Brief –
Copy out exactly the lines from the one containing "What does this" to the last line of the records below, both included, and leave out any pictures.

The data –
=====

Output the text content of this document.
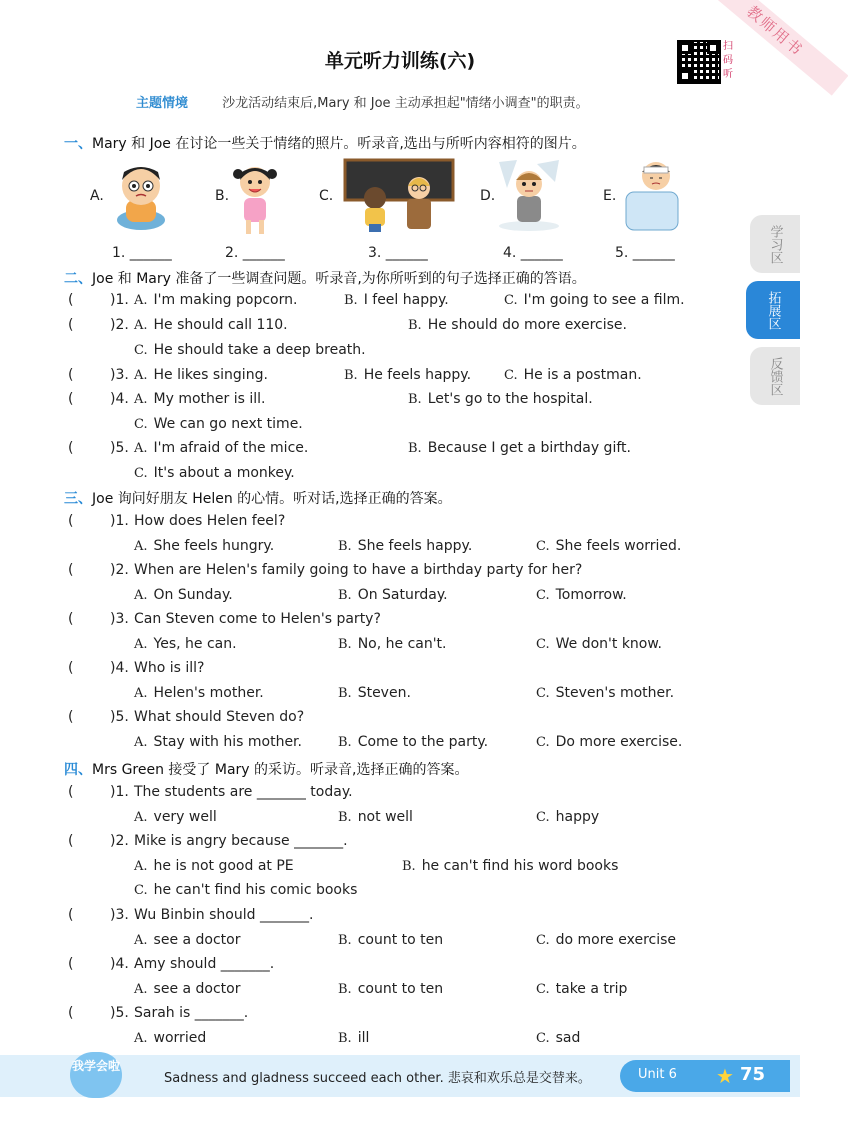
教师用书
单元听力训练(六)
扫码听
主题情境	沙龙活动结束后,Mary 和 Joe 主动承担起"情绪小调查"的职责。
一、Mary 和 Joe 在讨论一些关于情绪的照片。听录音,选出与所听内容相符的图片。
A.	B.	C.	D.	E.
1. ______	2. ______	3. ______	4. ______	5. ______	学习区
拓展区
反馈区
二、Joe 和 Mary 准备了一些调查问题。听录音,为你所听到的句子选择正确的答语。
(	)1. A. I'm making popcorn.	B. I feel happy.	C. I'm going to see a film.
(	)2. A. He should call 110.	B. He should do more exercise.
C. He should take a deep breath.
(	)3. A. He likes singing.	B. He feels happy.	C. He is a postman.
(	)4. A. My mother is ill.	B. Let's go to the hospital.
C. We can go next time.
(	)5. A. I'm afraid of the mice.	B. Because I get a birthday gift.
C. It's about a monkey.
三、Joe 询问好朋友 Helen 的心情。听对话,选择正确的答案。
(	)1. How does Helen feel?
A. She feels hungry.	B. She feels happy.	C. She feels worried.
(	)2. When are Helen's family going to have a birthday party for her?
A. On Sunday.	B. On Saturday.	C. Tomorrow.
(	)3. Can Steven come to Helen's party?
A. Yes, he can.	B. No, he can't.	C. We don't know.
(	)4. Who is ill?
A. Helen's mother.	B. Steven.	C. Steven's mother.
(	)5. What should Steven do?
A. Stay with his mother.	B. Come to the party.	C. Do more exercise.
四、Mrs Green 接受了 Mary 的采访。听录音,选择正确的答案。
(	)1. The students are _______ today.
A. very well	B. not well	C. happy
(	)2. Mike is angry because _______.
A. he is not good at PE	B. he can't find his word books
C. he can't find his comic books
(	)3. Wu Binbin should _______.
A. see a doctor	B. count to ten	C. do more exercise
(	)4. Amy should _______.
A. see a doctor	B. count to ten	C. take a trip
(	)5. Sarah is _______.
A. worried	B. ill	C. sad
Sadness and gladness succeed each other. 悲哀和欢乐总是交替来。
我学会啦
Unit 6 ★ 75
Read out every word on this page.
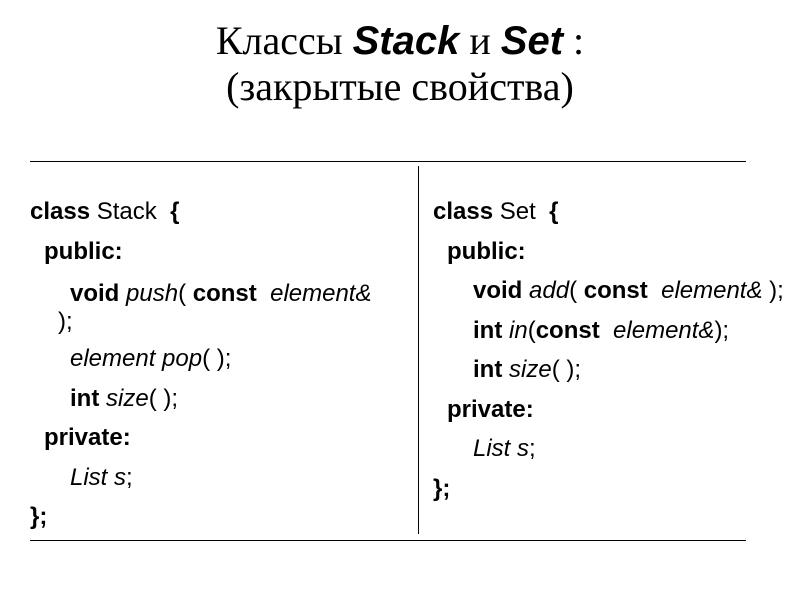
Классы Stack и Set :
(закрытые свойства)
class Stack {
public:
void push( const element&
);
element pop( );
int size( );
private:
List s;
};
class Set {
public:
void add( const element& );
int in(const element&);
int size( );
private:
List s;
};
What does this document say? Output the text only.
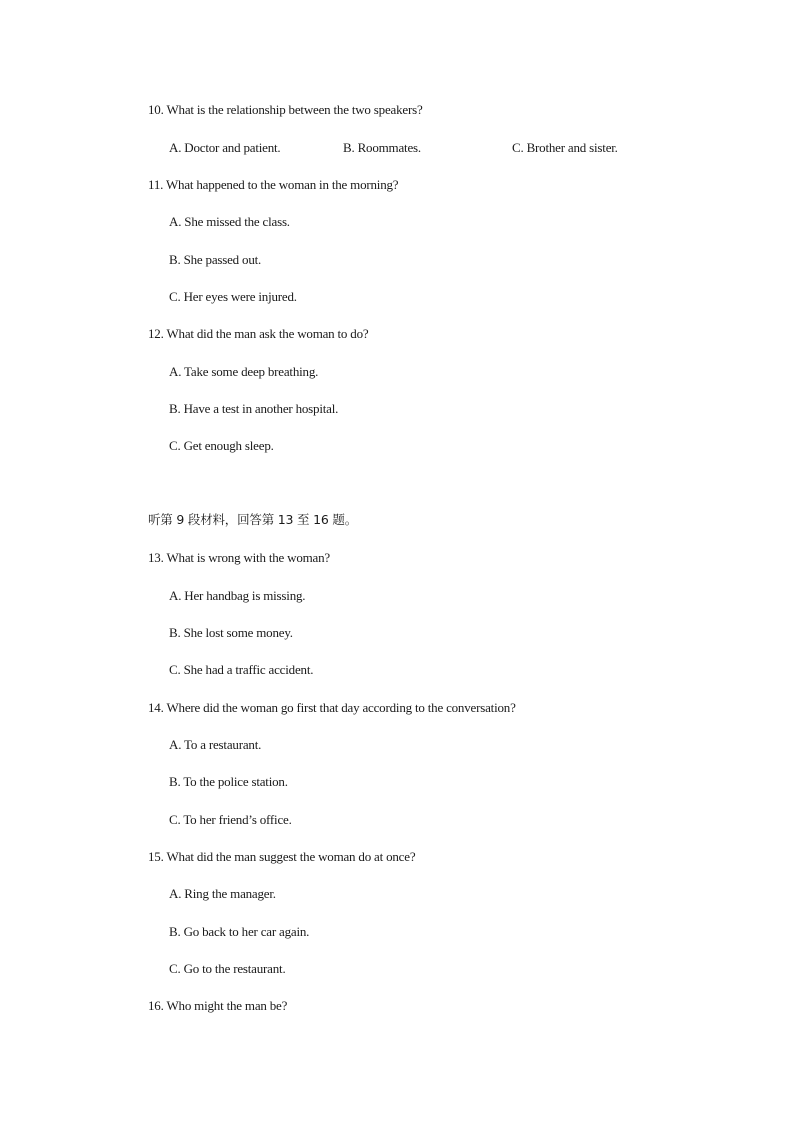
10. What is the relationship between the two speakers?
A. Doctor and patient.	B. Roommates.	C. Brother and sister.
11. What happened to the woman in the morning?
A. She missed the class.
B. She passed out.
C. Her eyes were injured.
12. What did the man ask the woman to do?
A. Take some deep breathing.
B. Have a test in another hospital.
C. Get enough sleep.
听第 9 段材料，回答第 13 至 16 题。
13. What is wrong with the woman?
A. Her handbag is missing.
B. She lost some money.
C. She had a traffic accident.
14. Where did the woman go first that day according to the conversation?
A. To a restaurant.
B. To the police station.
C. To her friend’s office.
15. What did the man suggest the woman do at once?
A. Ring the manager.
B. Go back to her car again.
C. Go to the restaurant.
16. Who might the man be?
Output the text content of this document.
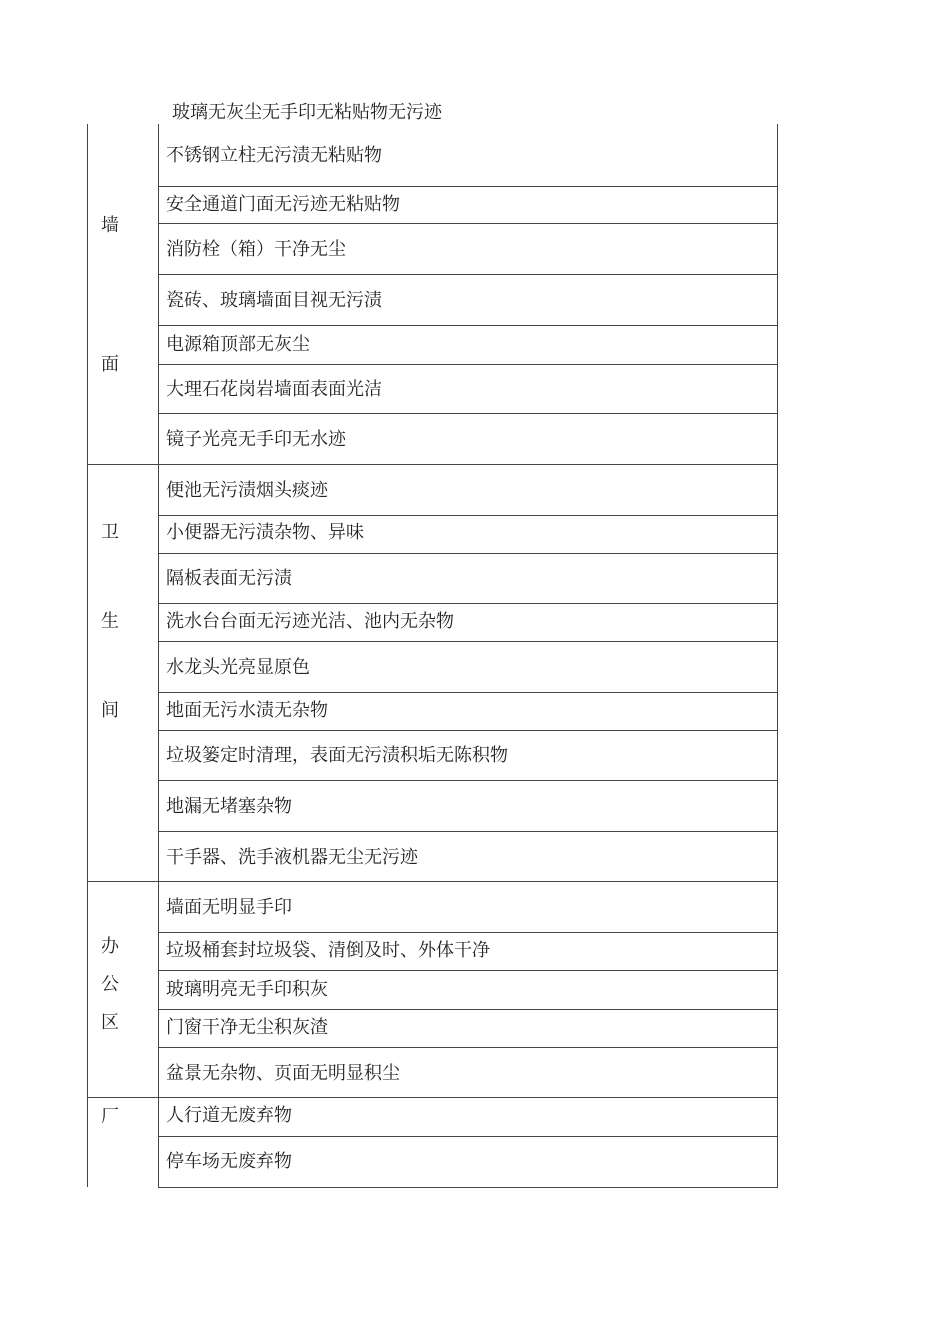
玻璃无灰尘无手印无粘贴物无污迹
墙
面
卫
生
间
办
公
区
厂
不锈钢立柱无污渍无粘贴物
安全通道门面无污迹无粘贴物
消防栓（箱）干净无尘
瓷砖、玻璃墙面目视无污渍
电源箱顶部无灰尘
大理石花岗岩墙面表面光洁
镜子光亮无手印无水迹
便池无污渍烟头痰迹
小便器无污渍杂物、异味
隔板表面无污渍
洗水台台面无污迹光洁、池内无杂物
水龙头光亮显原色
地面无污水渍无杂物
垃圾篓定时清理，表面无污渍积垢无陈积物
地漏无堵塞杂物
干手器、洗手液机器无尘无污迹
墙面无明显手印
垃圾桶套封垃圾袋、清倒及时、外体干净
玻璃明亮无手印积灰
门窗干净无尘积灰渣
盆景无杂物、页面无明显积尘
人行道无废弃物
停车场无废弃物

=====

The response –
What does this document say? Output the text only.
10. What is the relationship between the two speakers?
A. Doctor and patient.	B. Roommates.	C. Brother and sister.
11. What happened to the woman in the morning?
A. She missed the class.
B. She passed out.
C. Her eyes were injured.
12. What did the man ask the woman to do?
A. Take some deep breathing.
B. Have a test in another hospital.
C. Get enough sleep.
听第 9 段材料，回答第 13 至 16 题。
13. What is wrong with the woman?
A. Her handbag is missing.
B. She lost some money.
C. She had a traffic accident.
14. Where did the woman go first that day according to the conversation?
A. To a restaurant.
B. To the police station.
C. To her friend’s office.
15. What did the man suggest the woman do at once?
A. Ring the manager.
B. Go back to her car again.
C. Go to the restaurant.
16. Who might the man be?
Output the text content of this document.
玻璃无灰尘无手印无粘贴物无污迹
墙
面
卫
生
间
办
公
区
厂
不锈钢立柱无污渍无粘贴物
安全通道门面无污迹无粘贴物
消防栓（箱）干净无尘
瓷砖、玻璃墙面目视无污渍
电源箱顶部无灰尘
大理石花岗岩墙面表面光洁
镜子光亮无手印无水迹
便池无污渍烟头痰迹
小便器无污渍杂物、异味
隔板表面无污渍
洗水台台面无污迹光洁、池内无杂物
水龙头光亮显原色
地面无污水渍无杂物
垃圾篓定时清理，表面无污渍积垢无陈积物
地漏无堵塞杂物
干手器、洗手液机器无尘无污迹
墙面无明显手印
垃圾桶套封垃圾袋、清倒及时、外体干净
玻璃明亮无手印积灰
门窗干净无尘积灰渣
盆景无杂物、页面无明显积尘
人行道无废弃物
停车场无废弃物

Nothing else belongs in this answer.